EXERCISE DETAILS: Restate, word for word, every line of the data.
━━━━━━
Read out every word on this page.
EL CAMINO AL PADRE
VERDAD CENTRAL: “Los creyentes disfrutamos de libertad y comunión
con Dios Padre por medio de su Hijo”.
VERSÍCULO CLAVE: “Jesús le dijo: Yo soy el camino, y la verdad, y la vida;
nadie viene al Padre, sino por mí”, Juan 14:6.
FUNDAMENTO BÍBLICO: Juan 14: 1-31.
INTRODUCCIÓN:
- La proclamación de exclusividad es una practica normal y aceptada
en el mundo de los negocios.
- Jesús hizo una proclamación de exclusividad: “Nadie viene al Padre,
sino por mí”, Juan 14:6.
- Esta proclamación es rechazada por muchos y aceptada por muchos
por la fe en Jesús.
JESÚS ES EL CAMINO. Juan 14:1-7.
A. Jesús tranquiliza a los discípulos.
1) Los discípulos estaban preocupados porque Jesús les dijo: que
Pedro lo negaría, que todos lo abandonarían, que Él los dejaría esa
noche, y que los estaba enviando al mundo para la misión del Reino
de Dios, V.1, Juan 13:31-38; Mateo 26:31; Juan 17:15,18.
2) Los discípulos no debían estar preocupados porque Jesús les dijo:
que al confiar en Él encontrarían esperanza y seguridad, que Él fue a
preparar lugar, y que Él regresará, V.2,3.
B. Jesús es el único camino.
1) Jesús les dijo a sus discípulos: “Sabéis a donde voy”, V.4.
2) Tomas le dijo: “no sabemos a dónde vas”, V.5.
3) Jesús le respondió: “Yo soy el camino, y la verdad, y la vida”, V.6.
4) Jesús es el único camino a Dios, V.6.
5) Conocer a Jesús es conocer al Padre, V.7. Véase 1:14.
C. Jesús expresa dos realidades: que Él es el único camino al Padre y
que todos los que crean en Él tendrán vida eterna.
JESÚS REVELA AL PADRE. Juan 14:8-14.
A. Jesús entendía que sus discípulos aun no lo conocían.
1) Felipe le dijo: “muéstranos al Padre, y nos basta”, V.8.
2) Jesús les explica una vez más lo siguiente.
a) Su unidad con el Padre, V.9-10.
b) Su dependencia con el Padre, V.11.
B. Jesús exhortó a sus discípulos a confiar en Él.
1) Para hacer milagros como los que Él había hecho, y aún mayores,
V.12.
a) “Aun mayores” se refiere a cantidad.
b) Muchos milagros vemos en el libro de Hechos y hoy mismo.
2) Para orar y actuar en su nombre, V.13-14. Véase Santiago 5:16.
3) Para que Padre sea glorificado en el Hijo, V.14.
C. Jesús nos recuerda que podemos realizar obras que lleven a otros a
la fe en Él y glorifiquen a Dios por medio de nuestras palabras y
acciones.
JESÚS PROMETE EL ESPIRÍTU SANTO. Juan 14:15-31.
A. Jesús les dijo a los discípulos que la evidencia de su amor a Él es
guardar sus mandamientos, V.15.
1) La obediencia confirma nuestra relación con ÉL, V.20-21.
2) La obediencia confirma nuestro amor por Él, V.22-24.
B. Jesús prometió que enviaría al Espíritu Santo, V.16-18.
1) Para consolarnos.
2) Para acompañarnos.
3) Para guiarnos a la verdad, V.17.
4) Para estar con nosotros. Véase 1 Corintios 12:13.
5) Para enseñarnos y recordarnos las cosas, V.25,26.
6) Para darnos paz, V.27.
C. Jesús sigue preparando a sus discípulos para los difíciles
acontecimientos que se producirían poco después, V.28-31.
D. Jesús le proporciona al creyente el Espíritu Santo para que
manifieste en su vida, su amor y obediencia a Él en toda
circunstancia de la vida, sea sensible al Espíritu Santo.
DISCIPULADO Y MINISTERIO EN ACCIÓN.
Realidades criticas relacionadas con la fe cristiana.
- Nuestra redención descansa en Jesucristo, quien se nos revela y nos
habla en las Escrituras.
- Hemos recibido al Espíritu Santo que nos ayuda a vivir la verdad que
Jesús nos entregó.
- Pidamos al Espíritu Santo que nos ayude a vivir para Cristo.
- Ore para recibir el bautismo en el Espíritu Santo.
━━━━━━
WRITTEN RESPONSE:
Read out every word on this page.
EL CAMINO AL PADRE
VERDAD CENTRAL: “Los creyentes disfrutamos de libertad y comunión
con Dios Padre por medio de su Hijo”.
VERSÍCULO CLAVE: “Jesús le dijo: Yo soy el camino, y la verdad, y la vida;
nadie viene al Padre, sino por mí”, Juan 14:6.
FUNDAMENTO BÍBLICO: Juan 14: 1-31.
INTRODUCCIÓN:
- La proclamación de exclusividad es una practica normal y aceptada
en el mundo de los negocios.
- Jesús hizo una proclamación de exclusividad: “Nadie viene al Padre,
sino por mí”, Juan 14:6.
- Esta proclamación es rechazada por muchos y aceptada por muchos
por la fe en Jesús.
JESÚS ES EL CAMINO. Juan 14:1-7.
A. Jesús tranquiliza a los discípulos.
1) Los discípulos estaban preocupados porque Jesús les dijo: que
Pedro lo negaría, que todos lo abandonarían, que Él los dejaría esa
noche, y que los estaba enviando al mundo para la misión del Reino
de Dios, V.1, Juan 13:31-38; Mateo 26:31; Juan 17:15,18.
2) Los discípulos no debían estar preocupados porque Jesús les dijo:
que al confiar en Él encontrarían esperanza y seguridad, que Él fue a
preparar lugar, y que Él regresará, V.2,3.
B. Jesús es el único camino.
1) Jesús les dijo a sus discípulos: “Sabéis a donde voy”, V.4.
2) Tomas le dijo: “no sabemos a dónde vas”, V.5.
3) Jesús le respondió: “Yo soy el camino, y la verdad, y la vida”, V.6.
4) Jesús es el único camino a Dios, V.6.
5) Conocer a Jesús es conocer al Padre, V.7. Véase 1:14.
C. Jesús expresa dos realidades: que Él es el único camino al Padre y
que todos los que crean en Él tendrán vida eterna.
JESÚS REVELA AL PADRE. Juan 14:8-14.
A. Jesús entendía que sus discípulos aun no lo conocían.
1) Felipe le dijo: “muéstranos al Padre, y nos basta”, V.8.
2) Jesús les explica una vez más lo siguiente.
a) Su unidad con el Padre, V.9-10.
b) Su dependencia con el Padre, V.11.
B. Jesús exhortó a sus discípulos a confiar en Él.
1) Para hacer milagros como los que Él había hecho, y aún mayores,
V.12.
a) “Aun mayores” se refiere a cantidad.
b) Muchos milagros vemos en el libro de Hechos y hoy mismo.
2) Para orar y actuar en su nombre, V.13-14. Véase Santiago 5:16.
3) Para que Padre sea glorificado en el Hijo, V.14.
C. Jesús nos recuerda que podemos realizar obras que lleven a otros a
la fe en Él y glorifiquen a Dios por medio de nuestras palabras y
acciones.
JESÚS PROMETE EL ESPIRÍTU SANTO. Juan 14:15-31.
A. Jesús les dijo a los discípulos que la evidencia de su amor a Él es
guardar sus mandamientos, V.15.
1) La obediencia confirma nuestra relación con ÉL, V.20-21.
2) La obediencia confirma nuestro amor por Él, V.22-24.
B. Jesús prometió que enviaría al Espíritu Santo, V.16-18.
1) Para consolarnos.
2) Para acompañarnos.
3) Para guiarnos a la verdad, V.17.
4) Para estar con nosotros. Véase 1 Corintios 12:13.
5) Para enseñarnos y recordarnos las cosas, V.25,26.
6) Para darnos paz, V.27.
C. Jesús sigue preparando a sus discípulos para los difíciles
acontecimientos que se producirían poco después, V.28-31.
D. Jesús le proporciona al creyente el Espíritu Santo para que
manifieste en su vida, su amor y obediencia a Él en toda
circunstancia de la vida, sea sensible al Espíritu Santo.
DISCIPULADO Y MINISTERIO EN ACCIÓN.
Realidades criticas relacionadas con la fe cristiana.
- Nuestra redención descansa en Jesucristo, quien se nos revela y nos
habla en las Escrituras.
- Hemos recibido al Espíritu Santo que nos ayuda a vivir la verdad que
Jesús nos entregó.
- Pidamos al Espíritu Santo que nos ayude a vivir para Cristo.
- Ore para recibir el bautismo en el Espíritu Santo.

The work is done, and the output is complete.